--- Begin Records provided ---
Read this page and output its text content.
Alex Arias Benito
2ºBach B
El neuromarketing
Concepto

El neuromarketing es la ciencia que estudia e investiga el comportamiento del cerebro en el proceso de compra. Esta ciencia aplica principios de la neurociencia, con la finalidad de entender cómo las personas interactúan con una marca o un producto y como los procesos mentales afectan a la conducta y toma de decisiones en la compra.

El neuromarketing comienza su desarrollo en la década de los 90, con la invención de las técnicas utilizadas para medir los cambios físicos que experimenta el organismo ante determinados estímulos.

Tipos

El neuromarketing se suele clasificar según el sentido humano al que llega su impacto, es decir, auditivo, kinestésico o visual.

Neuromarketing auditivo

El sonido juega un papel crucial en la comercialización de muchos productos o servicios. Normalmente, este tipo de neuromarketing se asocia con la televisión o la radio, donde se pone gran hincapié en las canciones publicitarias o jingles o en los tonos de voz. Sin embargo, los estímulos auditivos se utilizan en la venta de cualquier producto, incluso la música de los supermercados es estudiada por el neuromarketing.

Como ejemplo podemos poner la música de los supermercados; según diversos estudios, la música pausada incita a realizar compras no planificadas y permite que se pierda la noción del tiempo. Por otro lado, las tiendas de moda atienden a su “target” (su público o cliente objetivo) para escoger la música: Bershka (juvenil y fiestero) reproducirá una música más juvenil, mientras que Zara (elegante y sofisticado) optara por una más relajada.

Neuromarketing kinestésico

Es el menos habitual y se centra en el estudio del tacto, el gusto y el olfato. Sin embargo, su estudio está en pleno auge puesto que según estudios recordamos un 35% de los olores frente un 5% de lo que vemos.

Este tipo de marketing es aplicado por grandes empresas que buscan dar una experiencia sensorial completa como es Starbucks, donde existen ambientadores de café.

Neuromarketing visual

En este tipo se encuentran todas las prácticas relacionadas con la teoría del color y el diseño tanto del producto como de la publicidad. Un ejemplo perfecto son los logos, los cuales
--- End Records provided ---
Short exercise | Extract every record. Keep wording exact.

Answer to this problem |
Read this page and output its text content.
Alex Arias Benito
2ºBach B
El neuromarketing
Concepto

El neuromarketing es la ciencia que estudia e investiga el comportamiento del cerebro en el proceso de compra. Esta ciencia aplica principios de la neurociencia, con la finalidad de entender cómo las personas interactúan con una marca o un producto y como los procesos mentales afectan a la conducta y toma de decisiones en la compra.

El neuromarketing comienza su desarrollo en la década de los 90, con la invención de las técnicas utilizadas para medir los cambios físicos que experimenta el organismo ante determinados estímulos.

Tipos

El neuromarketing se suele clasificar según el sentido humano al que llega su impacto, es decir, auditivo, kinestésico o visual.

Neuromarketing auditivo

El sonido juega un papel crucial en la comercialización de muchos productos o servicios. Normalmente, este tipo de neuromarketing se asocia con la televisión o la radio, donde se pone gran hincapié en las canciones publicitarias o jingles o en los tonos de voz. Sin embargo, los estímulos auditivos se utilizan en la venta de cualquier producto, incluso la música de los supermercados es estudiada por el neuromarketing.

Como ejemplo podemos poner la música de los supermercados; según diversos estudios, la música pausada incita a realizar compras no planificadas y permite que se pierda la noción del tiempo. Por otro lado, las tiendas de moda atienden a su “target” (su público o cliente objetivo) para escoger la música: Bershka (juvenil y fiestero) reproducirá una música más juvenil, mientras que Zara (elegante y sofisticado) optara por una más relajada.

Neuromarketing kinestésico

Es el menos habitual y se centra en el estudio del tacto, el gusto y el olfato. Sin embargo, su estudio está en pleno auge puesto que según estudios recordamos un 35% de los olores frente un 5% de lo que vemos.

Este tipo de marketing es aplicado por grandes empresas que buscan dar una experiencia sensorial completa como es Starbucks, donde existen ambientadores de café.

Neuromarketing visual

En este tipo se encuentran todas las prácticas relacionadas con la teoría del color y el diseño tanto del producto como de la publicidad. Un ejemplo perfecto son los logos, los cuales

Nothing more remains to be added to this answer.